:: Records supplied ::

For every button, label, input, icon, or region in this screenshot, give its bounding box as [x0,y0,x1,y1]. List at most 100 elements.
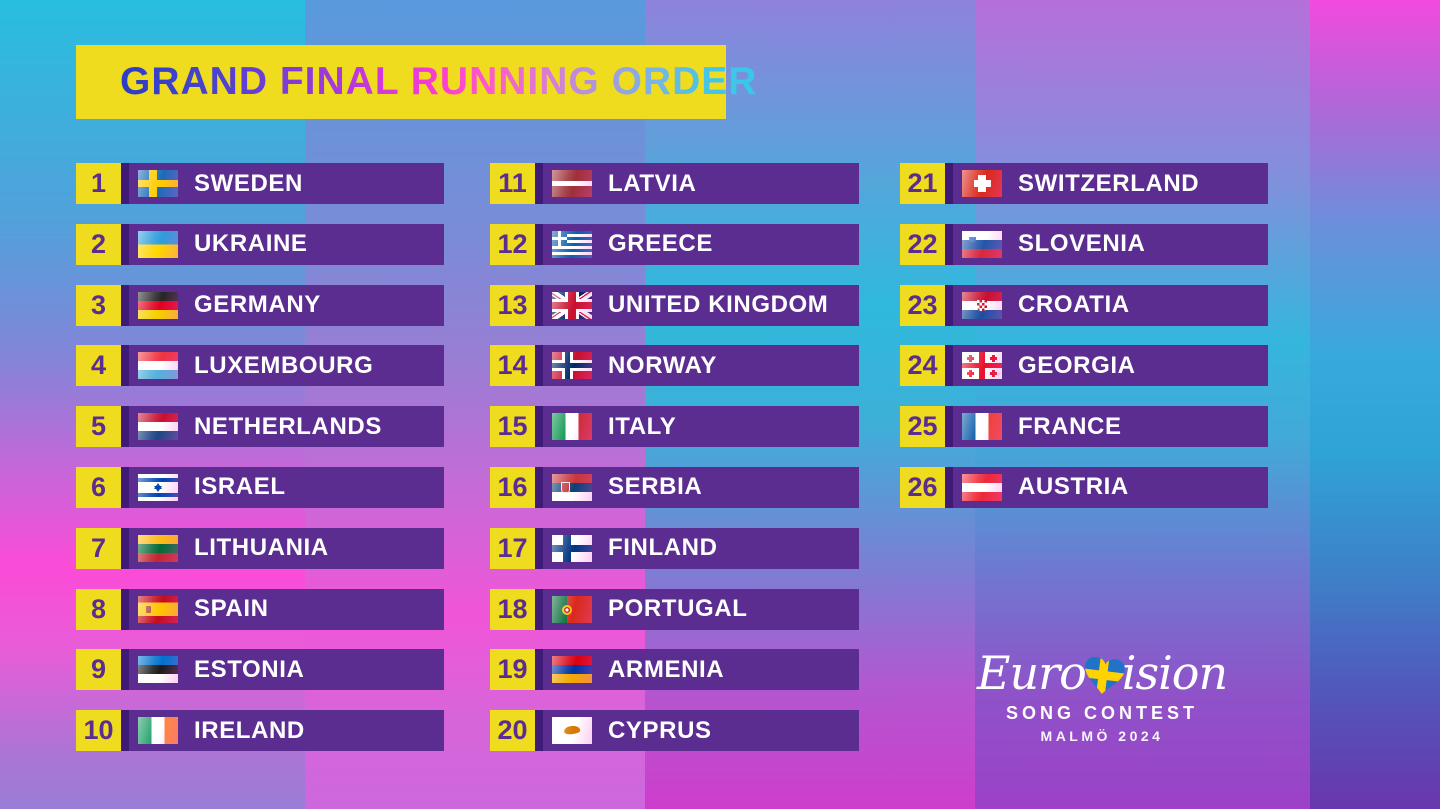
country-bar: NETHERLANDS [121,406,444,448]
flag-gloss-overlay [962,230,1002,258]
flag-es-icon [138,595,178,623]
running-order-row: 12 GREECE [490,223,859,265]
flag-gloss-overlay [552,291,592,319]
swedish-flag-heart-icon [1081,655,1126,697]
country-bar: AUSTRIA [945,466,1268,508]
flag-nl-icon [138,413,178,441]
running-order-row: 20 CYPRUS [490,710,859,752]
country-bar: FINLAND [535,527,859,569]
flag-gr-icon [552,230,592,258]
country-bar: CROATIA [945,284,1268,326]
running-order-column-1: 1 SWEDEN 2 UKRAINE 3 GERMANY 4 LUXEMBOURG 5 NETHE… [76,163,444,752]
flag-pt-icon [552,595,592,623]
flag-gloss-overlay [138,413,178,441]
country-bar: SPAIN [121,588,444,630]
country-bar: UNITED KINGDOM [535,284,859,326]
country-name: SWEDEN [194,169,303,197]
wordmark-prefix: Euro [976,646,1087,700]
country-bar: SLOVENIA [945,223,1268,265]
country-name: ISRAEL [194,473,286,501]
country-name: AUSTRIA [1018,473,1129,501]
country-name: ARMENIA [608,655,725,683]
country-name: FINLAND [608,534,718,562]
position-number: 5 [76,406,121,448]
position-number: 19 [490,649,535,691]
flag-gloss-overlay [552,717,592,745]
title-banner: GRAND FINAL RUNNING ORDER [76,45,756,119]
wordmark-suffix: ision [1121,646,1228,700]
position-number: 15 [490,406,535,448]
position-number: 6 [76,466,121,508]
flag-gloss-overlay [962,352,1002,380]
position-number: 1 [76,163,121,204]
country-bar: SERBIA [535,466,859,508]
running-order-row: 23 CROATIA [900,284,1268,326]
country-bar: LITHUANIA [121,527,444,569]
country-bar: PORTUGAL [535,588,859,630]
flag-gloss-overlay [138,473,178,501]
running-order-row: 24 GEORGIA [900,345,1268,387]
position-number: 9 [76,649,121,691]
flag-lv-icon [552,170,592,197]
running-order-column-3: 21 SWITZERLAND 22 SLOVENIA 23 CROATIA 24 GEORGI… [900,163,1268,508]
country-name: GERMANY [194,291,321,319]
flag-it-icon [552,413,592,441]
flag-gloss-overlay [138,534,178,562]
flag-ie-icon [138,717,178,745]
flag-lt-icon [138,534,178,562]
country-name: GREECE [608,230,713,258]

:::

Your goal
Switch every "country-bar" in the records above to "country-strip" and give all their lines again with nothing else changed. Leave the pictures out.

Finished answer
For every button, label, input, icon, or region in this screenshot, give its bounding box as [x0,y0,x1,y1]. List at most 100 elements.
country-strip: NETHERLANDS [121,406,444,448]
flag-gloss-overlay [962,230,1002,258]
flag-es-icon [138,595,178,623]
running-order-row: 12 GREECE [490,223,859,265]
flag-gloss-overlay [552,291,592,319]
swedish-flag-heart-icon [1081,655,1126,697]
country-strip: AUSTRIA [945,466,1268,508]
flag-nl-icon [138,413,178,441]
running-order-row: 20 CYPRUS [490,710,859,752]
country-strip: FINLAND [535,527,859,569]
flag-gr-icon [552,230,592,258]
country-strip: CROATIA [945,284,1268,326]
running-order-column-1: 1 SWEDEN 2 UKRAINE 3 GERMANY 4 LUXEMBOURG 5 NETHE… [76,163,444,752]
flag-pt-icon [552,595,592,623]
flag-gloss-overlay [138,413,178,441]
country-strip: SPAIN [121,588,444,630]
country-strip: UNITED KINGDOM [535,284,859,326]
country-name: SWEDEN [194,169,303,197]
wordmark-prefix: Euro [976,646,1087,700]
country-strip: SLOVENIA [945,223,1268,265]
country-name: ISRAEL [194,473,286,501]
country-name: AUSTRIA [1018,473,1129,501]
country-name: ARMENIA [608,655,725,683]
country-name: FINLAND [608,534,718,562]
position-number: 5 [76,406,121,448]
position-number: 19 [490,649,535,691]
flag-gloss-overlay [552,717,592,745]
title-banner: GRAND FINAL RUNNING ORDER [76,45,756,119]
wordmark-suffix: ision [1121,646,1228,700]
position-number: 15 [490,406,535,448]
position-number: 6 [76,466,121,508]
flag-gloss-overlay [962,352,1002,380]
position-number: 1 [76,163,121,204]
country-strip: SERBIA [535,466,859,508]
running-order-row: 23 CROATIA [900,284,1268,326]
country-strip: LITHUANIA [121,527,444,569]
country-strip: PORTUGAL [535,588,859,630]
flag-gloss-overlay [138,473,178,501]
running-order-row: 24 GEORGIA [900,345,1268,387]
position-number: 9 [76,649,121,691]
flag-lv-icon [552,170,592,197]
running-order-column-3: 21 SWITZERLAND 22 SLOVENIA 23 CROATIA 24 GEORGI… [900,163,1268,508]
country-name: GERMANY [194,291,321,319]
flag-it-icon [552,413,592,441]
flag-gloss-overlay [138,534,178,562]
flag-ie-icon [138,717,178,745]
flag-lt-icon [138,534,178,562]
country-name: GREECE [608,230,713,258]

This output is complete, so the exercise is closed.